> [EXERCISE TASK]:
Only the pictures are left out: repeat the rest of the entries exactly.

(Collected data entries)
------------------------
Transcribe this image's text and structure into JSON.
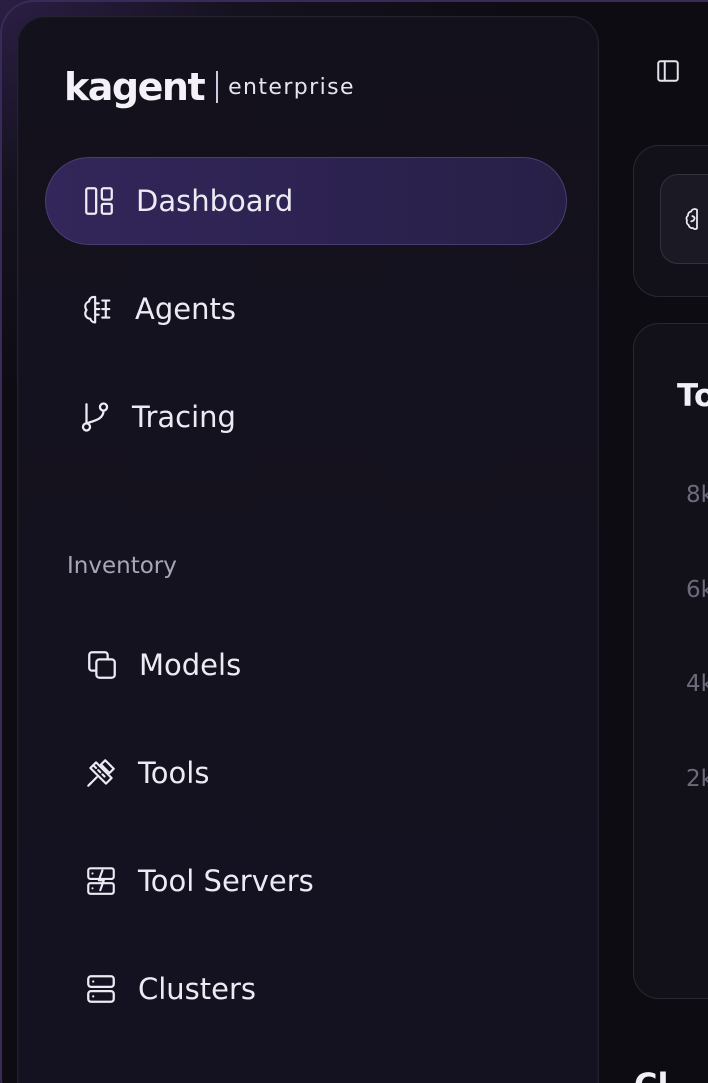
{
  "brand": {
    "logo": "kagent",
    "subtitle": "enterprise"
  },
  "sidebar": {
    "items": [
      {
        "label": "Dashboard",
        "icon": "dashboard-icon",
        "active": true
      },
      {
        "label": "Agents",
        "icon": "brain-icon"
      },
      {
        "label": "Tracing",
        "icon": "git-branch-icon"
      }
    ],
    "section_label": "Inventory",
    "inventory_items": [
      {
        "label": "Models",
        "icon": "copy-icon"
      },
      {
        "label": "Tools",
        "icon": "tools-icon"
      },
      {
        "label": "Tool Servers",
        "icon": "server-bolt-icon"
      },
      {
        "label": "Clusters",
        "icon": "server-icon"
      }
    ]
  },
  "main": {
    "chart_title_partial": "To",
    "y_ticks": [
      "8k",
      "6k",
      "4k",
      "2k"
    ],
    "bottom_heading_partial": "Cl"
  },
  "colors": {
    "accent": "#33265a",
    "background": "#0d0c13",
    "text": "#ecebf3",
    "muted": "#a9a5b8"
  }
}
------------------------
> [EXERCISE SOLUTION]:
Transcribe this image's text and structure into JSON.
{
  "brand": {
    "logo": "kagent",
    "subtitle": "enterprise"
  },
  "sidebar": {
    "items": [
      {
        "label": "Dashboard",
        "icon": "dashboard-icon",
        "active": true
      },
      {
        "label": "Agents",
        "icon": "brain-icon"
      },
      {
        "label": "Tracing",
        "icon": "git-branch-icon"
      }
    ],
    "section_label": "Inventory",
    "inventory_items": [
      {
        "label": "Models",
        "icon": "copy-icon"
      },
      {
        "label": "Tools",
        "icon": "tools-icon"
      },
      {
        "label": "Tool Servers",
        "icon": "server-bolt-icon"
      },
      {
        "label": "Clusters",
        "icon": "server-icon"
      }
    ]
  },
  "main": {
    "chart_title_partial": "To",
    "y_ticks": [
      "8k",
      "6k",
      "4k",
      "2k"
    ],
    "bottom_heading_partial": "Cl"
  },
  "colors": {
    "accent": "#33265a",
    "background": "#0d0c13",
    "text": "#ecebf3",
    "muted": "#a9a5b8"
  }
}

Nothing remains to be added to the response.